Exercise task: Copy nothing but the text: repeat each entry exactly and drop the images.
----------
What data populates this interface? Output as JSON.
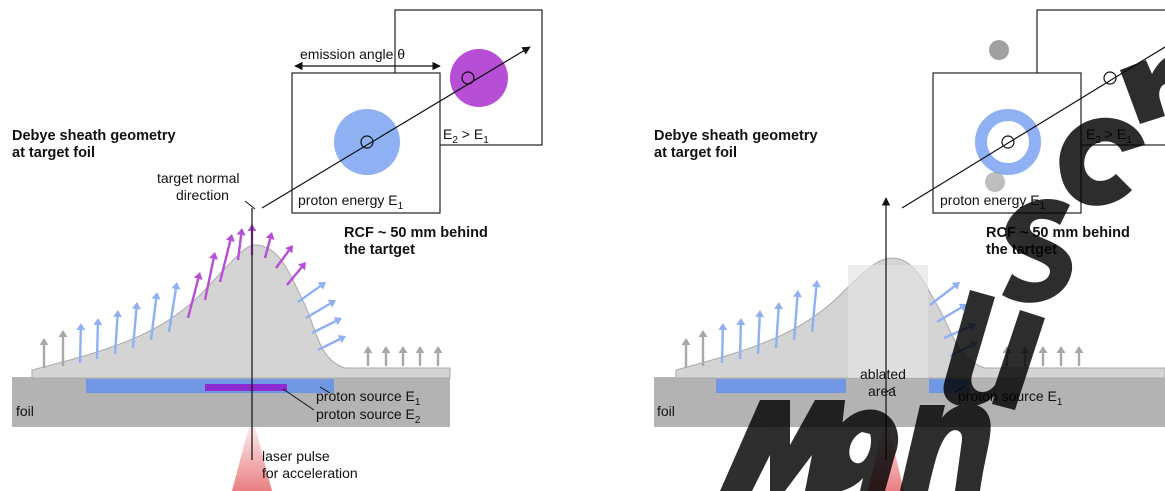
{
  "left": {
    "heading_line1": "Debye sheath geometry",
    "heading_line2": "at target foil",
    "target_normal_line1": "target normal",
    "target_normal_line2": "direction",
    "emission_angle": "emission angle θ",
    "rcf_line1": "RCF ~ 50 mm behind",
    "rcf_line2": "the tartget",
    "proton_energy_label": "proton energy E",
    "proton_energy_sub": "1",
    "energy_cmp_e": "E",
    "energy_cmp_sub1": "2",
    "energy_cmp_mid": " > E",
    "energy_cmp_sub2": "1",
    "foil": "foil",
    "source1": "proton source E",
    "source1_sub": "1",
    "source2": "proton source E",
    "source2_sub": "2",
    "laser_line1": "laser pulse",
    "laser_line2": "for acceleration"
  },
  "right": {
    "heading_line1": "Debye sheath geometry",
    "heading_line2": "at target foil",
    "rcf_line1": "RCF ~ 50 mm behind",
    "rcf_line2": "the tartget",
    "proton_energy_label": "proton energy E",
    "proton_energy_sub": "1",
    "energy_cmp_e": "E",
    "energy_cmp_sub1": "2",
    "energy_cmp_mid": " > E",
    "energy_cmp_sub2": "1",
    "foil": "foil",
    "ablated_line1": "ablated",
    "ablated_line2": "area",
    "source1": "proton source E",
    "source1_sub": "1"
  },
  "colors": {
    "foil": "#b3b3b3",
    "sheath": "#d4d4d4",
    "proton_e1": "#8fb0f2",
    "proton_e2": "#b64fd6",
    "source_e1": "#6f97e3",
    "source_e2": "#8e2bd0",
    "laser": "#e8787c",
    "gray_arrow": "#a8a8a8",
    "watermark": "#000000"
  }
}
----------
Reply to the exercise:
What data populates this interface? Output as JSON.
{
  "left": {
    "heading_line1": "Debye sheath geometry",
    "heading_line2": "at target foil",
    "target_normal_line1": "target normal",
    "target_normal_line2": "direction",
    "emission_angle": "emission angle θ",
    "rcf_line1": "RCF ~ 50 mm behind",
    "rcf_line2": "the tartget",
    "proton_energy_label": "proton energy E",
    "proton_energy_sub": "1",
    "energy_cmp_e": "E",
    "energy_cmp_sub1": "2",
    "energy_cmp_mid": " > E",
    "energy_cmp_sub2": "1",
    "foil": "foil",
    "source1": "proton source E",
    "source1_sub": "1",
    "source2": "proton source E",
    "source2_sub": "2",
    "laser_line1": "laser pulse",
    "laser_line2": "for acceleration"
  },
  "right": {
    "heading_line1": "Debye sheath geometry",
    "heading_line2": "at target foil",
    "rcf_line1": "RCF ~ 50 mm behind",
    "rcf_line2": "the tartget",
    "proton_energy_label": "proton energy E",
    "proton_energy_sub": "1",
    "energy_cmp_e": "E",
    "energy_cmp_sub1": "2",
    "energy_cmp_mid": " > E",
    "energy_cmp_sub2": "1",
    "foil": "foil",
    "ablated_line1": "ablated",
    "ablated_line2": "area",
    "source1": "proton source E",
    "source1_sub": "1"
  },
  "colors": {
    "foil": "#b3b3b3",
    "sheath": "#d4d4d4",
    "proton_e1": "#8fb0f2",
    "proton_e2": "#b64fd6",
    "source_e1": "#6f97e3",
    "source_e2": "#8e2bd0",
    "laser": "#e8787c",
    "gray_arrow": "#a8a8a8",
    "watermark": "#000000"
  }
}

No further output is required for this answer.